Set tasks:
• a. Translate this sentence from the voting thread into Spanish: "Unfortunately, to prevent any possible dramas, you cannot vote for your own story."
• b. In the records, substitute "perspective view" for "oblique view" from the line with "Patent image size: (956, 883)." up to and including the line with "The mobile telephone 66 is at (538, 430).", and return only those lines.

Page excerpt:
# Heresy-Online's Expeditious Stories 13-01: Last Stand Voting Thread



## Boc (Mar 19, 2010)

This concludes Heresy-Online's Expeditious Stories Challenge 13-01! 

Congratulations to all of you who participated in this month's competition and making it a success! Thank you all as well, for helping to add colour to the already exceptional fanfic forum here on Heresy. Hopefully in the following months, we can continue to build up interest and maybe bring some more fresh blood to HO's fanfic forums.

Voting works as such:
Each reader (not just writers) can cast three votes, ranking them 1st, 2nd, and 3rd. Feel free to share your thoughts, comments, or brief reviews on the stories as well, since each of the writers worked hard to get their entries up.

Scoring works like this:
1st place: 3 pts
2nd place: 2 pts
3rd place: 1 pt

*When you vote, ensure that you vote in the following format:*
1st Place: Author, Name of Story, 3 pts
and so on.

Unfortunately, to prevent any possible dramas, you cannot vote for your own story. If you cast any votes, you have to cast all three, no picking a single story and nothing more.

Additionally, if you wrote a story, you must vote! As the competition grows, I think it is necessary to point this out. If you enter but do not vote, any votes for your story(ies) will not be counted.

By the end of the voting period, all votes will be tallied and a winner declared.

Once this winner is declared, the winning story will be placed into the Winning HOES thread which has been stickied in this forum.

Just to emphasize again, _you do not need to have written a story to cast your votes!_ The more people that cast their votes, the better!

The deadline for voting will be midnight US Eastern Standard Time *Thursday, 31 January 2013* (adjusted one day due to voting thread going up late). At that time this thread will be completed, the winner declared, and the new HOES topic for Competition 13-02 will be posted.

Input material:
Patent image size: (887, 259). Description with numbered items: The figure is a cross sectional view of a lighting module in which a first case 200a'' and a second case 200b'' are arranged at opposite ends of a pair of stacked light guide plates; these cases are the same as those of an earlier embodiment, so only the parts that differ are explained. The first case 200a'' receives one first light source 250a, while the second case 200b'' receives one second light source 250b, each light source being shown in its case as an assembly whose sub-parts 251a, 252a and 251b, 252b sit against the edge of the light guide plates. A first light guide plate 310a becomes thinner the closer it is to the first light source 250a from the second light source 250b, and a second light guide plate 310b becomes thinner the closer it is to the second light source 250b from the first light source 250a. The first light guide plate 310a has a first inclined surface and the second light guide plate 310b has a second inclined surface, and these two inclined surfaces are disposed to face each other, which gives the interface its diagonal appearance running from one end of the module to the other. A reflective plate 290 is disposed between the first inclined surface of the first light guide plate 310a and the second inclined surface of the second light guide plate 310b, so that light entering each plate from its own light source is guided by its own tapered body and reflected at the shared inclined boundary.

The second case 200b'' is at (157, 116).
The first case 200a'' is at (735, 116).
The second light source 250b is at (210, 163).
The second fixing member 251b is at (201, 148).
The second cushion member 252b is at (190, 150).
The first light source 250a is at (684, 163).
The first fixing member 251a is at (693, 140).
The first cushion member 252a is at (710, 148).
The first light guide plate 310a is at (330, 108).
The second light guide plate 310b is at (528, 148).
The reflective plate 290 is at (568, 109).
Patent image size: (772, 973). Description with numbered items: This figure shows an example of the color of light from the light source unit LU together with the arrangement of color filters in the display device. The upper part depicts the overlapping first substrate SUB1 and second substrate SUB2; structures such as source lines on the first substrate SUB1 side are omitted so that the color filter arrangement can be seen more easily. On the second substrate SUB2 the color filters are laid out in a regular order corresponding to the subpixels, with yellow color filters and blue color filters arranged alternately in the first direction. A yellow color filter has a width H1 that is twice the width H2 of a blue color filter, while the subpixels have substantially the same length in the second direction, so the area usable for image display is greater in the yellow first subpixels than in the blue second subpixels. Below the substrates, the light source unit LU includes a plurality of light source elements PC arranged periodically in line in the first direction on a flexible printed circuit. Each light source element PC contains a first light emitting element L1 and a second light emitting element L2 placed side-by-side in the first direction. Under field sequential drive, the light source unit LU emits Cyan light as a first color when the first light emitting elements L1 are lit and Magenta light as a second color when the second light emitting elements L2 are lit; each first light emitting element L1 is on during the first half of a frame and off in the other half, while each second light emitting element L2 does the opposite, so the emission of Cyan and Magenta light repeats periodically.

---

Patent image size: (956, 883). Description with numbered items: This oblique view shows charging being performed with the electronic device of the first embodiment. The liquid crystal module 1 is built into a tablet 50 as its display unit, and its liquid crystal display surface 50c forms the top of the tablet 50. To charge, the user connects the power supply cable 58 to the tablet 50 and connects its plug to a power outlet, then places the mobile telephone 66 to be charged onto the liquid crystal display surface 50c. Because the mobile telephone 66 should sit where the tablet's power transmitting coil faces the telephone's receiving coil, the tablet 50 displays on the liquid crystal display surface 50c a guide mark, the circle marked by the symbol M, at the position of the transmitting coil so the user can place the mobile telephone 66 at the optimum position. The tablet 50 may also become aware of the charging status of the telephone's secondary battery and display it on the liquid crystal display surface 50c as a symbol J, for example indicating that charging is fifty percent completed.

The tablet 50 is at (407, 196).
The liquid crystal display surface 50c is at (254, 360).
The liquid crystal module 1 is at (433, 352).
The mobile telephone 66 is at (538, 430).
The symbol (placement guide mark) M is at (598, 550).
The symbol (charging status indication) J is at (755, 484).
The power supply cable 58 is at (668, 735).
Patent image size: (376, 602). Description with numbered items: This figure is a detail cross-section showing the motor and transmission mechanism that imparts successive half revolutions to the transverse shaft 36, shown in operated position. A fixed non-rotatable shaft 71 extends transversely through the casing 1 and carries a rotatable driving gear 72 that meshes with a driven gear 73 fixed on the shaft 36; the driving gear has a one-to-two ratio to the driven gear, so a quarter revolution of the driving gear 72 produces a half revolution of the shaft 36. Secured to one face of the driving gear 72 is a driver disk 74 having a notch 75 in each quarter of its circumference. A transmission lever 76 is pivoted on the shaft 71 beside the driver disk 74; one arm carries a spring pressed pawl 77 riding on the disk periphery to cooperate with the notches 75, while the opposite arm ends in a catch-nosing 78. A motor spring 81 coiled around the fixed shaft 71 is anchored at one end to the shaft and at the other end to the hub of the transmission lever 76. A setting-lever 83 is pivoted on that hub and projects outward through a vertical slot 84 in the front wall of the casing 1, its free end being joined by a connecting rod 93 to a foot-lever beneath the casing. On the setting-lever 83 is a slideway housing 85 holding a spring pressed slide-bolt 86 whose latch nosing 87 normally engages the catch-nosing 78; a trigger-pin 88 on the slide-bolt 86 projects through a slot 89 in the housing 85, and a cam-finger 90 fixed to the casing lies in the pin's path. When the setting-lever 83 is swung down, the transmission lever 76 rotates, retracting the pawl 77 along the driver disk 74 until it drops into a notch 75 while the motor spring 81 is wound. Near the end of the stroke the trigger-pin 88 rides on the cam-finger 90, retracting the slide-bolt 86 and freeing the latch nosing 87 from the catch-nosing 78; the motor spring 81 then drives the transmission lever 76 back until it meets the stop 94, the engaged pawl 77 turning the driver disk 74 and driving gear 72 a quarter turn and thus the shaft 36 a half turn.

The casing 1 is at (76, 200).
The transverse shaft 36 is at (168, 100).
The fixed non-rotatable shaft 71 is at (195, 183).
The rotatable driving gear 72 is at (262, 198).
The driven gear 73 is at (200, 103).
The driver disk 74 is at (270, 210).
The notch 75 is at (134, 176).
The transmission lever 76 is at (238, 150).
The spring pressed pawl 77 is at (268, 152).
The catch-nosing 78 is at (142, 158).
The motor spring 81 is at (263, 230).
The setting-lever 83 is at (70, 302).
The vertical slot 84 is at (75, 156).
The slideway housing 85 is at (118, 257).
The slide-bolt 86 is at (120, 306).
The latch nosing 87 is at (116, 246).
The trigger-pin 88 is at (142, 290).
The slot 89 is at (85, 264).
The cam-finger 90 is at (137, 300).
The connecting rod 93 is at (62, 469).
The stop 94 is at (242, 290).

Written responses:
• a. Lamentablemente, para evitar cualquier posible drama, no puedes votar por tu propia historia.

• b.
Patent image size: (956, 883). Description with numbered items: This perspective view shows charging being performed with the electronic device of the first embodiment. The liquid crystal module 1 is built into a tablet 50 as its display unit, and its liquid crystal display surface 50c forms the top of the tablet 50. To charge, the user connects the power supply cable 58 to the tablet 50 and connects its plug to a power outlet, then places the mobile telephone 66 to be charged onto the liquid crystal display surface 50c. Because the mobile telephone 66 should sit where the tablet's power transmitting coil faces the telephone's receiving coil, the tablet 50 displays on the liquid crystal display surface 50c a guide mark, the circle marked by the symbol M, at the position of the transmitting coil so the user can place the mobile telephone 66 at the optimum position. The tablet 50 may also become aware of the charging status of the telephone's secondary battery and display it on the liquid crystal display surface 50c as a symbol J, for example indicating that charging is fifty percent completed.

The tablet 50 is at (407, 196).
The liquid crystal display surface 50c is at (254, 360).
The liquid crystal module 1 is at (433, 352).
The mobile telephone 66 is at (538, 430).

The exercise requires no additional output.